:: Dataset entries
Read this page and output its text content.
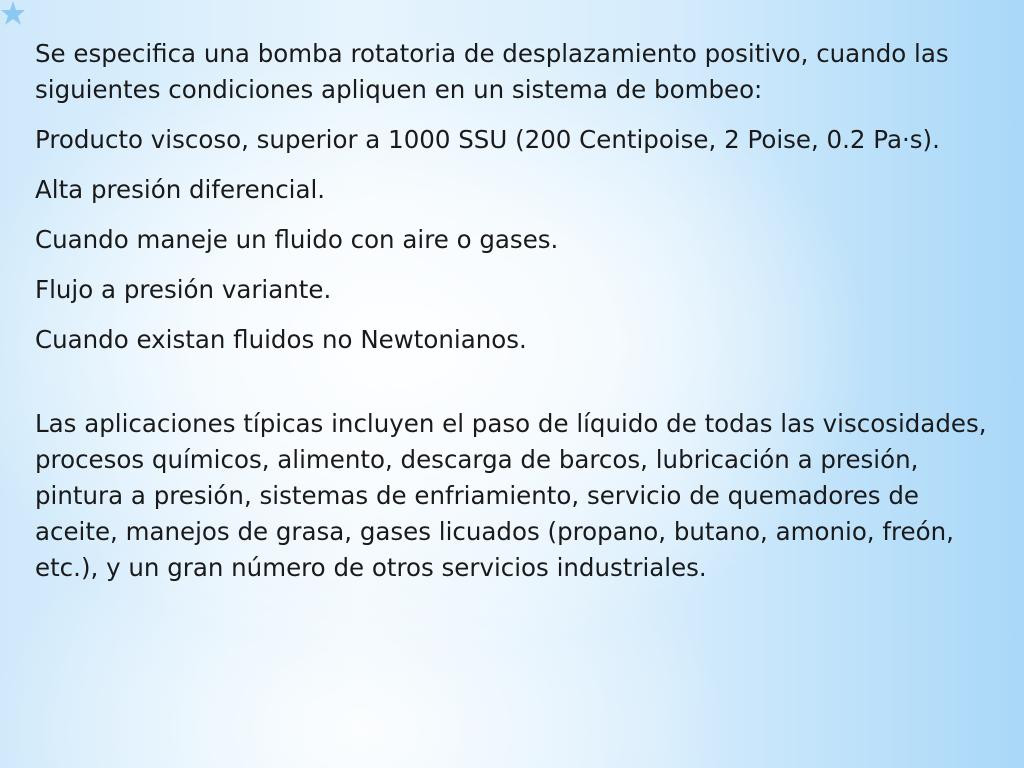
Se especifica una bomba rotatoria de desplazamiento positivo, cuando las siguientes condiciones apliquen en un sistema de bombeo:

Producto viscoso, superior a 1000 SSU (200 Centipoise, 2 Poise, 0.2 Pa·s).

Alta presión diferencial.

Cuando maneje un fluido con aire o gases.

Flujo a presión variante.

Cuando existan fluidos no Newtonianos.

Las aplicaciones típicas incluyen el paso de líquido de todas las viscosidades, procesos químicos, alimento, descarga de barcos, lubricación a presión, pintura a presión, sistemas de enfriamiento, servicio de quemadores de aceite, manejos de grasa, gases licuados (propano, butano, amonio, freón, etc.), y un gran número de otros servicios industriales.
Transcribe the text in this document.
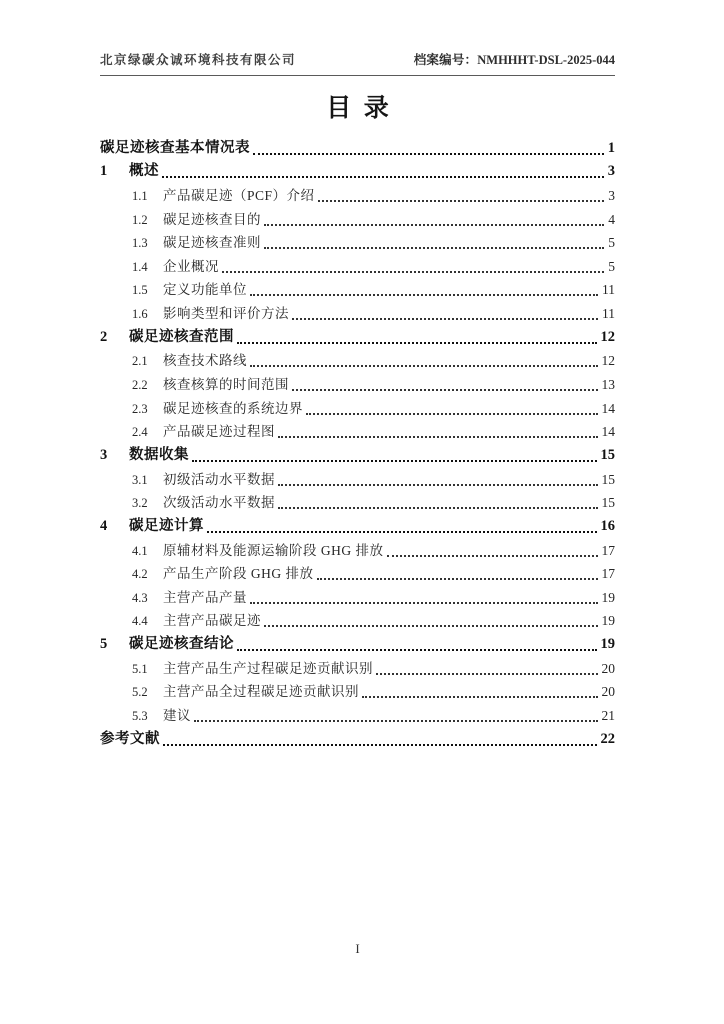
北京绿碳众诚环境科技有限公司	档案编号：NMHHHT-DSL-2025-044
目  录
碳足迹核查基本情况表	1
1	概述	3
1.1	产品碳足迹（PCF）介绍	3
1.2	碳足迹核查目的	4
1.3	碳足迹核查准则	5
1.4	企业概况	5
1.5	定义功能单位	11
1.6	影响类型和评价方法	11
2	碳足迹核查范围	12
2.1	核查技术路线	12
2.2	核查核算的时间范围	13
2.3	碳足迹核查的系统边界	14
2.4	产品碳足迹过程图	14
3	数据收集	15
3.1	初级活动水平数据	15
3.2	次级活动水平数据	15
4	碳足迹计算	16
4.1	原辅材料及能源运输阶段 GHG 排放	17
4.2	产品生产阶段 GHG 排放	17
4.3	主营产品产量	19
4.4	主营产品碳足迹	19
5	碳足迹核查结论	19
5.1	主营产品生产过程碳足迹贡献识别	20
5.2	主营产品全过程碳足迹贡献识别	20
5.3	建议	21
参考文献	22
I
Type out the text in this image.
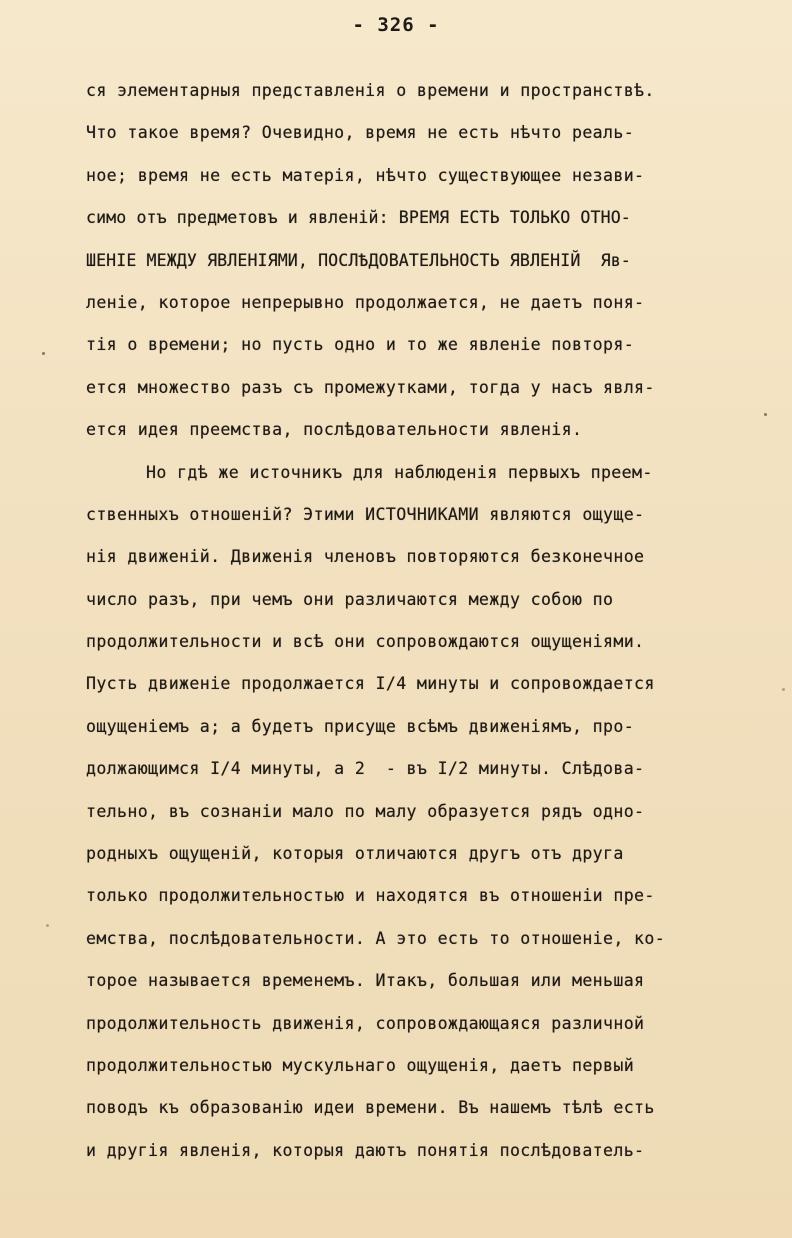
- 326 -
ся элементарныя представленія о времени и пространствѣ.
Что такое время? Очевидно, время не есть нѣчто реаль-
ное; время не есть матерія, нѣчто существующее незави-
симо отъ предметовъ и явленій: ВРЕМЯ ЕСТЬ ТОЛЬКО ОТНО-
ШЕНІЕ МЕЖДУ ЯВЛЕНІЯМИ, ПОСЛѢДОВАТЕЛЬНОСТЬ ЯВЛЕНІЙ  Яв-
леніе, которое непрерывно продолжается, не даетъ поня-
тія о времени; но пусть одно и то же явленіе повторя-
ется множество разъ съ промежутками, тогда у насъ явля-
ется идея преемства, послѣдовательности явленія.
Но гдѣ же источникъ для наблюденія первыхъ преем-
ственныхъ отношеній? Этими ИСТОЧНИКАМИ являются ощуще-
нія движеній. Движенія членовъ повторяются безконечное
число разъ, при чемъ они различаются между собою по
продолжительности и всѣ они сопровождаются ощущеніями.
Пусть движеніе продолжается I/4 минуты и сопровождается
ощущеніемъ a; a будетъ присуще всѣмъ движеніямъ, про-
должающимся I/4 минуты, а 2  - въ I/2 минуты. Слѣдова-
тельно, въ сознаніи мало по малу образуется рядъ одно-
родныхъ ощущеній, которыя отличаются другъ отъ друга
только продолжительностью и находятся въ отношеніи пре-
емства, послѣдовательности. А это есть то отношеніе, ко-
торое называется временемъ. Итакъ, большая или меньшая
продолжительность движенія, сопровождающаяся различной
продолжительностью мускульнаго ощущенія, даетъ первый
поводъ къ образованію идеи времени. Въ нашемъ тѣлѣ есть
и другія явленія, которыя даютъ понятія послѣдователь-
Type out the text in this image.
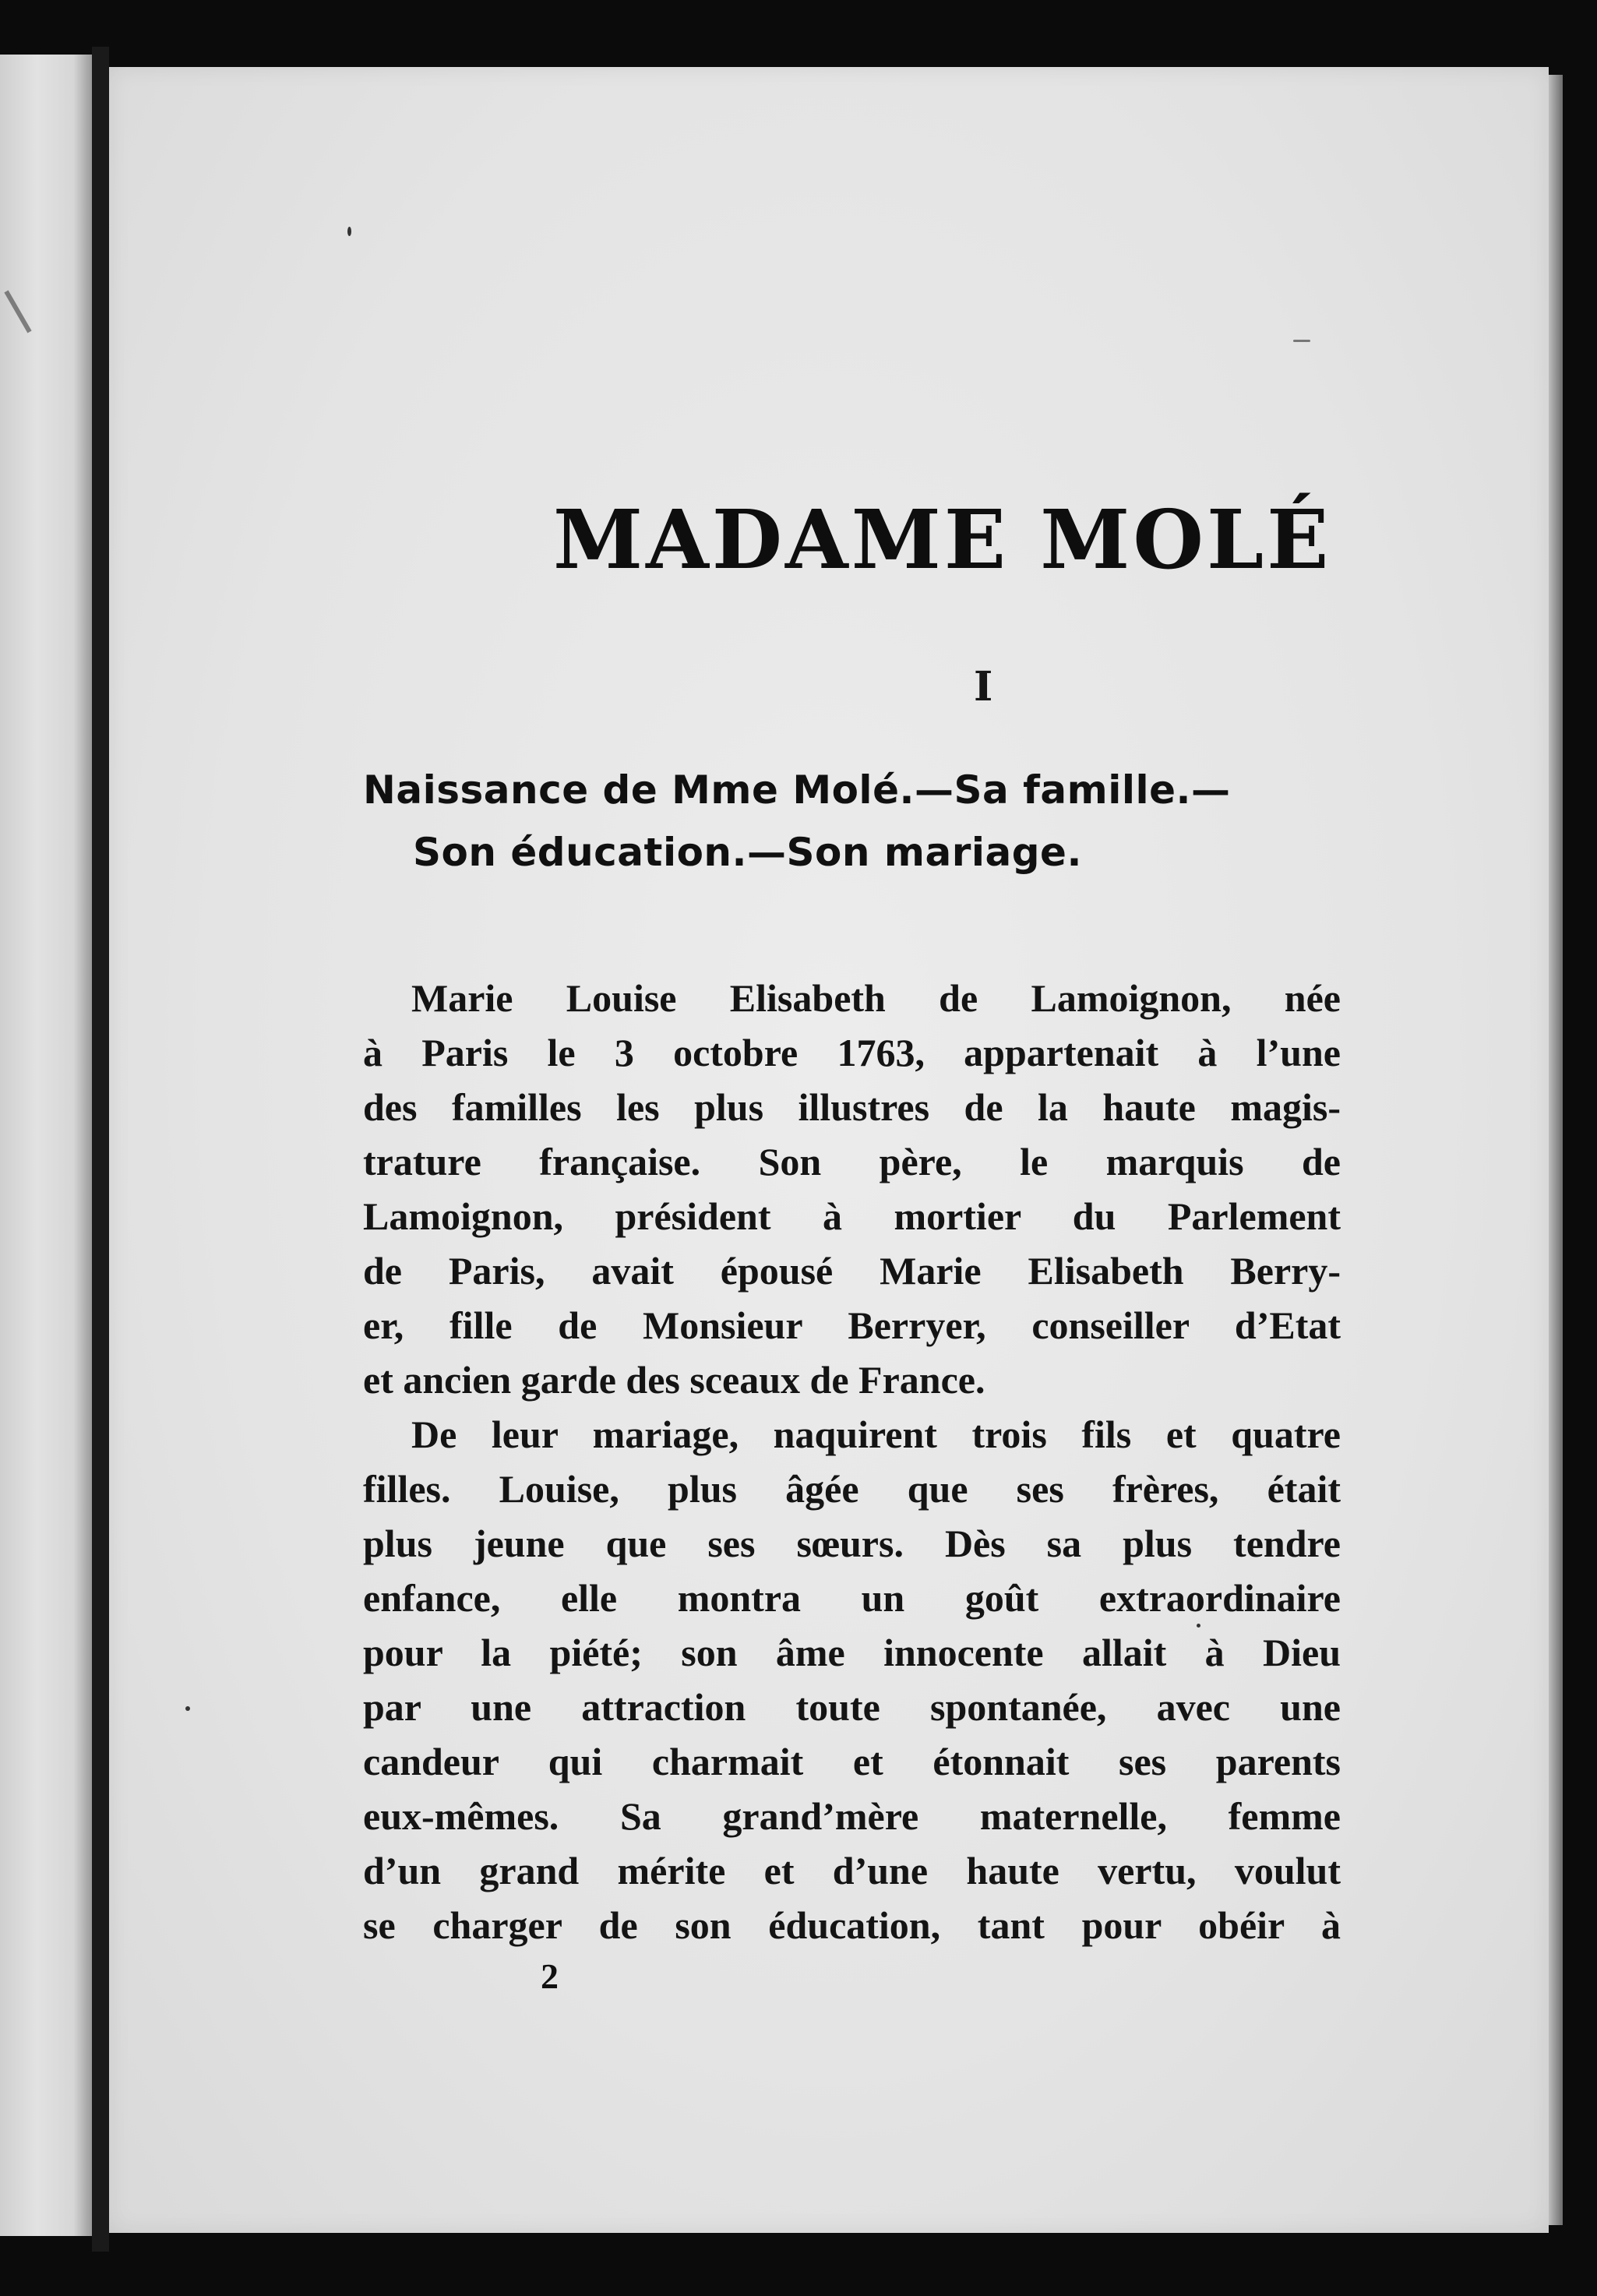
MADAME MOLÉ
I

Naissance de Mme Molé.—Sa famille.—
Son éducation.—Son mariage.

Marie Louise Elisabeth de Lamoignon, née
à Paris le 3 octobre 1763, appartenait à l’une
des familles les plus illustres de la haute magis-
trature française. Son père, le marquis de
Lamoignon, président à mortier du Parlement
de Paris, avait épousé Marie Elisabeth Berry-
er, fille de Monsieur Berryer, conseiller d’Etat
et ancien garde des sceaux de France.
De leur mariage, naquirent trois fils et quatre
filles. Louise, plus âgée que ses frères, était
plus jeune que ses sœurs. Dès sa plus tendre
enfance, elle montra un goût extraordinaire
pour la piété; son âme innocente allait à Dieu
par une attraction toute spontanée, avec une
candeur qui charmait et étonnait ses parents
eux-mêmes. Sa grand’mère maternelle, femme
d’un grand mérite et d’une haute vertu, voulut
se charger de son éducation, tant pour obéir à
2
::::
(Work to do): Reproduce every record above exactly, omitting the pictures.

(Solution for this problem):
Read this page and output its text content.
Se especifica una bomba rotatoria de desplazamiento positivo, cuando las siguientes condiciones apliquen en un sistema de bombeo:

Producto viscoso, superior a 1000 SSU (200 Centipoise, 2 Poise, 0.2 Pa·s).

Alta presión diferencial.

Cuando maneje un fluido con aire o gases.

Flujo a presión variante.

Cuando existan fluidos no Newtonianos.

Las aplicaciones típicas incluyen el paso de líquido de todas las viscosidades, procesos químicos, alimento, descarga de barcos, lubricación a presión, pintura a presión, sistemas de enfriamiento, servicio de quemadores de aceite, manejos de grasa, gases licuados (propano, butano, amonio, freón, etc.), y un gran número de otros servicios industriales.
Transcribe the text in this document.
北京绿碳众诚环境科技有限公司	档案编号：NMHHHT-DSL-2025-044
目  录
碳足迹核查基本情况表	1
1	概述	3
1.1	产品碳足迹（PCF）介绍	3
1.2	碳足迹核查目的	4
1.3	碳足迹核查准则	5
1.4	企业概况	5
1.5	定义功能单位	11
1.6	影响类型和评价方法	11
2	碳足迹核查范围	12
2.1	核查技术路线	12
2.2	核查核算的时间范围	13
2.3	碳足迹核查的系统边界	14
2.4	产品碳足迹过程图	14
3	数据收集	15
3.1	初级活动水平数据	15
3.2	次级活动水平数据	15
4	碳足迹计算	16
4.1	原辅材料及能源运输阶段 GHG 排放	17
4.2	产品生产阶段 GHG 排放	17
4.3	主营产品产量	19
4.4	主营产品碳足迹	19
5	碳足迹核查结论	19
5.1	主营产品生产过程碳足迹贡献识别	20
5.2	主营产品全过程碳足迹贡献识别	20
5.3	建议	21
参考文献	22
I
Type out the text in this image.
- 326 -
ся элементарныя представленія о времени и пространствѣ.
Что такое время? Очевидно, время не есть нѣчто реаль-
ное; время не есть матерія, нѣчто существующее незави-
симо отъ предметовъ и явленій: ВРЕМЯ ЕСТЬ ТОЛЬКО ОТНО-
ШЕНІЕ МЕЖДУ ЯВЛЕНІЯМИ, ПОСЛѢДОВАТЕЛЬНОСТЬ ЯВЛЕНІЙ  Яв-
леніе, которое непрерывно продолжается, не даетъ поня-
тія о времени; но пусть одно и то же явленіе повторя-
ется множество разъ съ промежутками, тогда у насъ явля-
ется идея преемства, послѣдовательности явленія.
Но гдѣ же источникъ для наблюденія первыхъ преем-
ственныхъ отношеній? Этими ИСТОЧНИКАМИ являются ощуще-
нія движеній. Движенія членовъ повторяются безконечное
число разъ, при чемъ они различаются между собою по
продолжительности и всѣ они сопровождаются ощущеніями.
Пусть движеніе продолжается I/4 минуты и сопровождается
ощущеніемъ a; a будетъ присуще всѣмъ движеніямъ, про-
должающимся I/4 минуты, а 2  - въ I/2 минуты. Слѣдова-
тельно, въ сознаніи мало по малу образуется рядъ одно-
родныхъ ощущеній, которыя отличаются другъ отъ друга
только продолжительностью и находятся въ отношеніи пре-
емства, послѣдовательности. А это есть то отношеніе, ко-
торое называется временемъ. Итакъ, большая или меньшая
продолжительность движенія, сопровождающаяся различной
продолжительностью мускульнаго ощущенія, даетъ первый
поводъ къ образованію идеи времени. Въ нашемъ тѣлѣ есть
и другія явленія, которыя даютъ понятія послѣдователь-
Type out the text in this image.
MADAME MOLÉ
I

Naissance de Mme Molé.—Sa famille.—
Son éducation.—Son mariage.

Marie Louise Elisabeth de Lamoignon, née
à Paris le 3 octobre 1763, appartenait à l’une
des familles les plus illustres de la haute magis-
trature française. Son père, le marquis de
Lamoignon, président à mortier du Parlement
de Paris, avait épousé Marie Elisabeth Berry-
er, fille de Monsieur Berryer, conseiller d’Etat
et ancien garde des sceaux de France.
De leur mariage, naquirent trois fils et quatre
filles. Louise, plus âgée que ses frères, était
plus jeune que ses sœurs. Dès sa plus tendre
enfance, elle montra un goût extraordinaire
pour la piété; son âme innocente allait à Dieu
par une attraction toute spontanée, avec une
candeur qui charmait et étonnait ses parents
eux-mêmes. Sa grand’mère maternelle, femme
d’un grand mérite et d’une haute vertu, voulut
se charger de son éducation, tant pour obéir à
2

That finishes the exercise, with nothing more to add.